[Records from a data collection]
(begin)

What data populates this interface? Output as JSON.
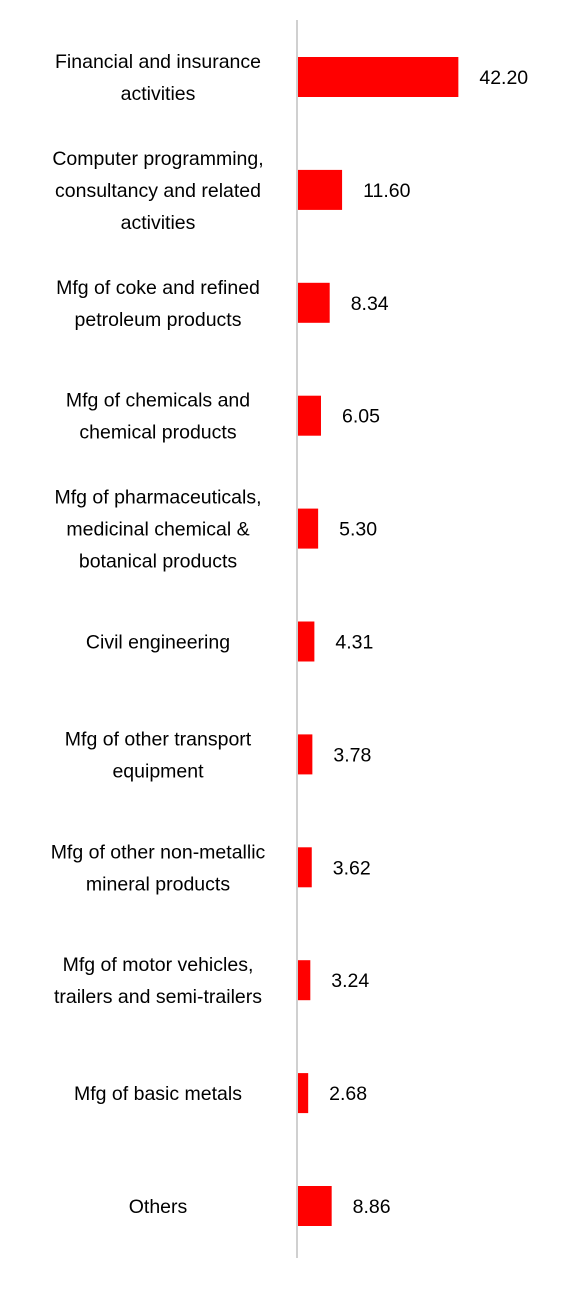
{
  "chart_data": {
    "type": "bar",
    "orientation": "horizontal",
    "categories": [
      [
        "Financial and insurance",
        "activities"
      ],
      [
        "Computer programming,",
        "consultancy and related",
        "activities"
      ],
      [
        "Mfg of coke and refined",
        "petroleum products"
      ],
      [
        "Mfg of chemicals and",
        "chemical products"
      ],
      [
        "Mfg of pharmaceuticals,",
        "medicinal chemical &",
        "botanical products"
      ],
      [
        "Civil engineering"
      ],
      [
        "Mfg of other transport",
        "equipment"
      ],
      [
        "Mfg of other non-metallic",
        "mineral products"
      ],
      [
        "Mfg of motor vehicles,",
        "trailers and semi-trailers"
      ],
      [
        "Mfg of basic metals"
      ],
      [
        "Others"
      ]
    ],
    "values": [
      42.2,
      11.6,
      8.34,
      6.05,
      5.3,
      4.31,
      3.78,
      3.62,
      3.24,
      2.68,
      8.86
    ],
    "value_labels": [
      "42.20",
      "11.60",
      "8.34",
      "6.05",
      "5.30",
      "4.31",
      "3.78",
      "3.62",
      "3.24",
      "2.68",
      "8.86"
    ],
    "title": "",
    "xlabel": "",
    "ylabel": "",
    "xlim": [
      0,
      50
    ],
    "grid": false,
    "legend": "none",
    "colors": {
      "bar": "#ff0000",
      "axis": "#d0d0d0",
      "text": "#000000"
    }
  }
}
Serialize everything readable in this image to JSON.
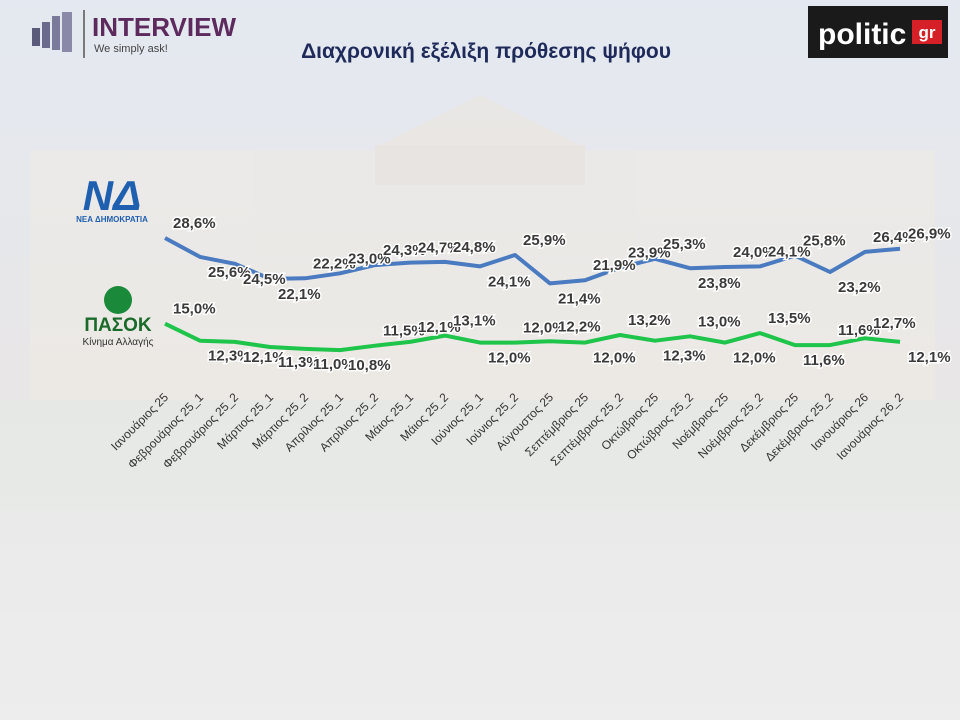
{
  "header": {
    "brand": "INTERVIEW",
    "tagline": "We simply ask!",
    "partner_main": "politic",
    "partner_suffix": "gr"
  },
  "party_logos": {
    "nd_mark": "ΝΔ",
    "nd_name": "ΝΕΑ ΔΗΜΟΚΡΑΤΙΑ",
    "pasok_mark": "ΠΑΣΟΚ",
    "pasok_name": "Κίνημα Αλλαγής"
  },
  "chart_data": {
    "type": "line",
    "title": "Διαχρονική εξέλιξη πρόθεσης ψήφου",
    "categories": [
      "Ιανουάριος 25",
      "Φεβρουάριος 25_1",
      "Φεβρουάριος 25_2",
      "Μάρτιος 25_1",
      "Μάρτιος 25_2",
      "Απρίλιος 25_1",
      "Απρίλιος 25_2",
      "Μάιος 25_1",
      "Μάιος 25_2",
      "Ιούνιος 25_1",
      "Ιούνιος 25_2",
      "Αύγουστος 25",
      "Σεπτέμβριος 25",
      "Σεπτέμβριος 25_2",
      "Οκτώβριος 25",
      "Οκτώβριος 25_2",
      "Νοέμβριος 25",
      "Νοέμβριος 25_2",
      "Δεκέμβριος 25",
      "Δεκέμβριος 25_2",
      "Ιανουάριος 26",
      "Ιανουάριος 26_2"
    ],
    "series": [
      {
        "name": "ΝΕΑ ΔΗΜΟΚΡΑΤΙΑ",
        "color": "#4a7ac0",
        "values": [
          28.6,
          25.6,
          24.5,
          22.1,
          22.2,
          23.0,
          24.3,
          24.7,
          24.8,
          24.1,
          25.9,
          21.4,
          21.9,
          23.9,
          25.3,
          23.8,
          24.0,
          24.1,
          25.8,
          23.2,
          26.4,
          26.9
        ],
        "value_labels": [
          "28,6%",
          "25,6%",
          "24,5%",
          "22,1%",
          "22,2%",
          "23,0%",
          "24,3%",
          "24,7%",
          "24,8%",
          "24,1%",
          "25,9%",
          "21,4%",
          "21,9%",
          "23,9%",
          "25,3%",
          "23,8%",
          "24,0%",
          "24,1%",
          "25,8%",
          "23,2%",
          "26,4%",
          "26,9%"
        ]
      },
      {
        "name": "ΠΑΣΟΚ",
        "color": "#1fc44a",
        "values": [
          15.0,
          12.3,
          12.1,
          11.3,
          11.0,
          10.8,
          11.5,
          12.1,
          13.1,
          12.0,
          12.0,
          12.2,
          12.0,
          13.2,
          12.3,
          13.0,
          12.0,
          13.5,
          11.6,
          11.6,
          12.7,
          12.1
        ],
        "value_labels": [
          "15,0%",
          "12,3%",
          "12,1%",
          "11,3%",
          "11,0%",
          "10,8%",
          "11,5%",
          "12,1%",
          "13,1%",
          "12,0%",
          "12,0%",
          "12,2%",
          "12,0%",
          "13,2%",
          "12,3%",
          "13,0%",
          "12,0%",
          "13,5%",
          "11,6%",
          "11,6%",
          "12,7%",
          "12,1%"
        ]
      }
    ]
  }
}
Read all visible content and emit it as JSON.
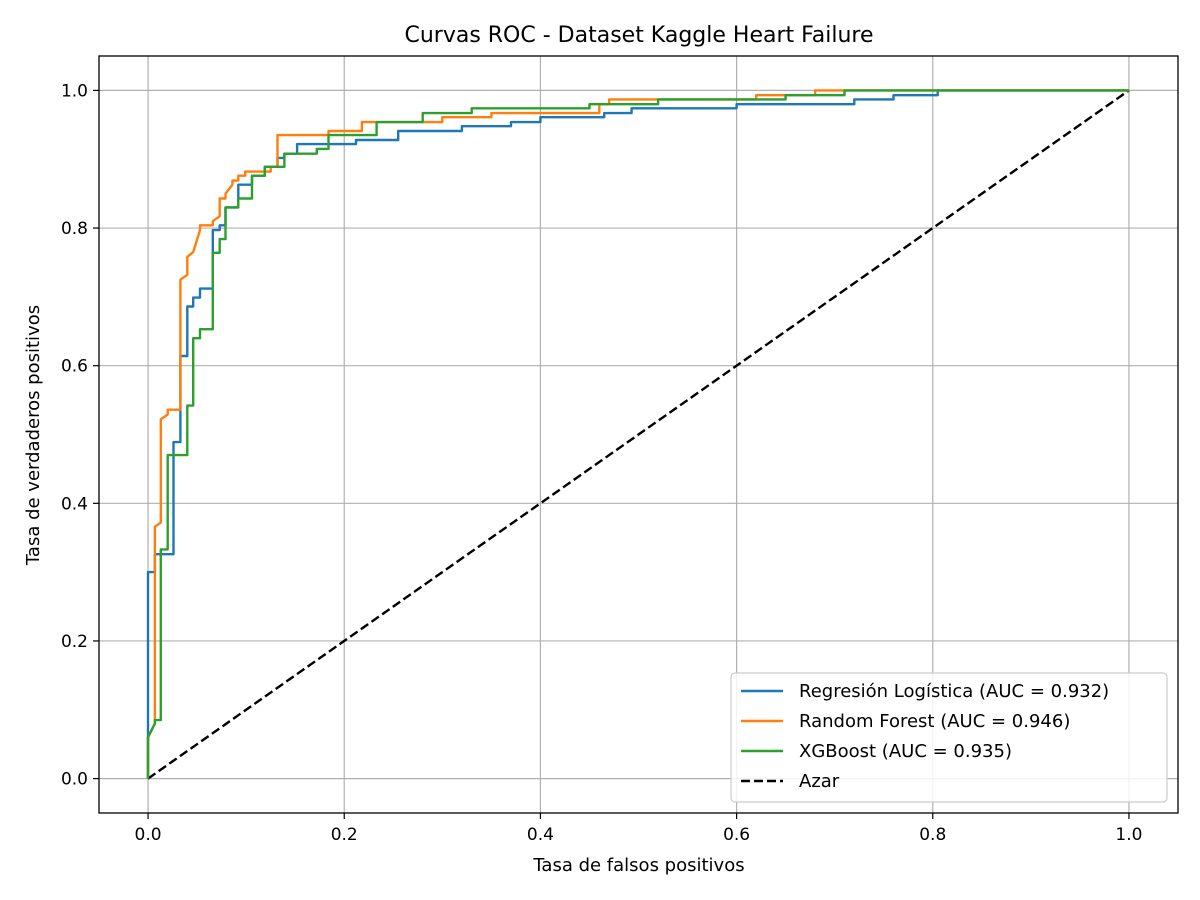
{
  "chart_data": {
    "type": "line",
    "title": "Curvas ROC - Dataset Kaggle Heart Failure",
    "xlabel": "Tasa de falsos positivos",
    "ylabel": "Tasa de verdaderos positivos",
    "xlim": [
      -0.05,
      1.05
    ],
    "ylim": [
      -0.05,
      1.05
    ],
    "xticks": [
      0.0,
      0.2,
      0.4,
      0.6,
      0.8,
      1.0
    ],
    "yticks": [
      0.0,
      0.2,
      0.4,
      0.6,
      0.8,
      1.0
    ],
    "xtick_labels": [
      "0.0",
      "0.2",
      "0.4",
      "0.6",
      "0.8",
      "1.0"
    ],
    "ytick_labels": [
      "0.0",
      "0.2",
      "0.4",
      "0.6",
      "0.8",
      "1.0"
    ],
    "grid": true,
    "legend_position": "lower-right",
    "series": [
      {
        "name": "Regresión Logística (AUC = 0.932)",
        "color": "#1f77b4",
        "dash": "solid",
        "x": [
          0,
          0,
          0.007,
          0.007,
          0.013,
          0.013,
          0.026,
          0.026,
          0.033,
          0.033,
          0.04,
          0.04,
          0.046,
          0.046,
          0.053,
          0.053,
          0.059,
          0.059,
          0.066,
          0.066,
          0.073,
          0.073,
          0.079,
          0.079,
          0.086,
          0.086,
          0.092,
          0.092,
          0.106,
          0.106,
          0.119,
          0.119,
          0.132,
          0.132,
          0.139,
          0.139,
          0.152,
          0.152,
          0.178,
          0.178,
          0.212,
          0.212,
          0.255,
          0.255,
          0.32,
          0.32,
          0.37,
          0.37,
          0.4,
          0.4,
          0.465,
          0.465,
          0.493,
          0.493,
          0.6,
          0.6,
          0.72,
          0.72,
          0.76,
          0.76,
          0.805,
          0.805,
          1.0
        ],
        "y": [
          0,
          0.3,
          0.3,
          0.326,
          0.326,
          0.326,
          0.326,
          0.489,
          0.489,
          0.614,
          0.614,
          0.686,
          0.686,
          0.699,
          0.699,
          0.712,
          0.712,
          0.712,
          0.712,
          0.797,
          0.797,
          0.804,
          0.804,
          0.83,
          0.83,
          0.83,
          0.83,
          0.863,
          0.863,
          0.876,
          0.876,
          0.889,
          0.889,
          0.902,
          0.902,
          0.908,
          0.908,
          0.922,
          0.922,
          0.922,
          0.922,
          0.928,
          0.928,
          0.941,
          0.941,
          0.948,
          0.948,
          0.954,
          0.954,
          0.961,
          0.961,
          0.967,
          0.967,
          0.974,
          0.974,
          0.98,
          0.98,
          0.987,
          0.987,
          0.993,
          0.993,
          1.0,
          1.0
        ]
      },
      {
        "name": "Random Forest (AUC = 0.946)",
        "color": "#ff7f0e",
        "dash": "solid",
        "x": [
          0,
          0,
          0.007,
          0.007,
          0.013,
          0.013,
          0.02,
          0.02,
          0.026,
          0.026,
          0.033,
          0.033,
          0.04,
          0.04,
          0.046,
          0.046,
          0.053,
          0.053,
          0.066,
          0.066,
          0.073,
          0.073,
          0.079,
          0.079,
          0.086,
          0.086,
          0.092,
          0.092,
          0.099,
          0.099,
          0.106,
          0.106,
          0.125,
          0.125,
          0.132,
          0.132,
          0.184,
          0.184,
          0.198,
          0.198,
          0.218,
          0.218,
          0.3,
          0.3,
          0.35,
          0.35,
          0.46,
          0.46,
          0.47,
          0.47,
          0.62,
          0.62,
          0.68,
          0.68,
          1.0
        ],
        "y": [
          0,
          0.06,
          0.08,
          0.366,
          0.372,
          0.522,
          0.529,
          0.536,
          0.536,
          0.536,
          0.536,
          0.725,
          0.732,
          0.758,
          0.765,
          0.765,
          0.797,
          0.804,
          0.804,
          0.81,
          0.817,
          0.843,
          0.843,
          0.85,
          0.863,
          0.869,
          0.869,
          0.876,
          0.876,
          0.882,
          0.882,
          0.882,
          0.882,
          0.889,
          0.889,
          0.935,
          0.935,
          0.941,
          0.941,
          0.941,
          0.941,
          0.954,
          0.954,
          0.961,
          0.961,
          0.967,
          0.967,
          0.98,
          0.98,
          0.987,
          0.987,
          0.993,
          0.993,
          1.0,
          1.0
        ]
      },
      {
        "name": "XGBoost (AUC = 0.935)",
        "color": "#2ca02c",
        "dash": "solid",
        "x": [
          0,
          0,
          0.007,
          0.007,
          0.013,
          0.013,
          0.02,
          0.02,
          0.04,
          0.04,
          0.046,
          0.046,
          0.053,
          0.053,
          0.059,
          0.059,
          0.066,
          0.066,
          0.073,
          0.073,
          0.079,
          0.079,
          0.092,
          0.092,
          0.106,
          0.106,
          0.119,
          0.119,
          0.139,
          0.139,
          0.172,
          0.172,
          0.184,
          0.184,
          0.233,
          0.233,
          0.28,
          0.28,
          0.33,
          0.33,
          0.45,
          0.45,
          0.52,
          0.52,
          0.61,
          0.61,
          0.65,
          0.65,
          0.71,
          0.71,
          1.0
        ],
        "y": [
          0,
          0.06,
          0.08,
          0.085,
          0.085,
          0.333,
          0.333,
          0.47,
          0.47,
          0.542,
          0.542,
          0.64,
          0.64,
          0.653,
          0.653,
          0.653,
          0.653,
          0.764,
          0.764,
          0.784,
          0.784,
          0.83,
          0.83,
          0.843,
          0.843,
          0.876,
          0.876,
          0.889,
          0.889,
          0.908,
          0.908,
          0.915,
          0.915,
          0.935,
          0.935,
          0.954,
          0.954,
          0.967,
          0.967,
          0.974,
          0.974,
          0.98,
          0.98,
          0.987,
          0.987,
          0.987,
          0.987,
          0.993,
          0.993,
          1.0,
          1.0
        ]
      },
      {
        "name": "Azar",
        "color": "#000000",
        "dash": "dashed",
        "x": [
          0,
          1
        ],
        "y": [
          0,
          1
        ]
      }
    ]
  }
}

(end)

§ **To do**
Copy out all lines above that include the string "Ιανουάριος".

§ **Expected answer**
      "Ιανουάριος 25",
      "Ιανουάριος 26",
      "Ιανουάριος 26_2"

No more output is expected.